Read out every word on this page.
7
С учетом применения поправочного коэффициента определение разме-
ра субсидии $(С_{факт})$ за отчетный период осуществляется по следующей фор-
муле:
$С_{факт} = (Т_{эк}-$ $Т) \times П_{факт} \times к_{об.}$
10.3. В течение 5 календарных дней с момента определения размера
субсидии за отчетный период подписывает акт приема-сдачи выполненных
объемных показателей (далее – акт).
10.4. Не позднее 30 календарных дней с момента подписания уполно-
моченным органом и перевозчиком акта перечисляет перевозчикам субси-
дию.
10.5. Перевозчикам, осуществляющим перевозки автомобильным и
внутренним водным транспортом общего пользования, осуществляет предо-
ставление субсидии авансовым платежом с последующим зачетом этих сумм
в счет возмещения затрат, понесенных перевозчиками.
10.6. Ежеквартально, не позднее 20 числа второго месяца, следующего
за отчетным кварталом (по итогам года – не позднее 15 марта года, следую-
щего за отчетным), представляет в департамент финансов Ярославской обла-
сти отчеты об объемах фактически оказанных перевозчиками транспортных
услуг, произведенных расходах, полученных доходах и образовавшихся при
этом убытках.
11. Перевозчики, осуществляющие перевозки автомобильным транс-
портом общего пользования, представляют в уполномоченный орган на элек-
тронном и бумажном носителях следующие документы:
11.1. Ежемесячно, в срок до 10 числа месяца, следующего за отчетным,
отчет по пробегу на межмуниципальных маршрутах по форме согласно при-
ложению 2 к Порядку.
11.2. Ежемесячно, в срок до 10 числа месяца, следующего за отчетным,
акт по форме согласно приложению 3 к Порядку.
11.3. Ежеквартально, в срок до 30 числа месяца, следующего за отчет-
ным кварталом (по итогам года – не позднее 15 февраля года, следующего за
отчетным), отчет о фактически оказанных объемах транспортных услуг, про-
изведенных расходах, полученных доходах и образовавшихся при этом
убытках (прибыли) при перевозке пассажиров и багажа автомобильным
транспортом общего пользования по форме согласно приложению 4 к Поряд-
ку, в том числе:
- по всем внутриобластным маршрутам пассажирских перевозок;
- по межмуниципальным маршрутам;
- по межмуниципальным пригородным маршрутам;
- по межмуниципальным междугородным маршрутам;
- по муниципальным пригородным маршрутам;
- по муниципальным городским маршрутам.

* * * * * * * * *

**EXERCISE AIM:**
Considering only the records above, state the number of lines that include the word "Ежемесячно", with nothing added.

**COMPLETE ANSWER:**
2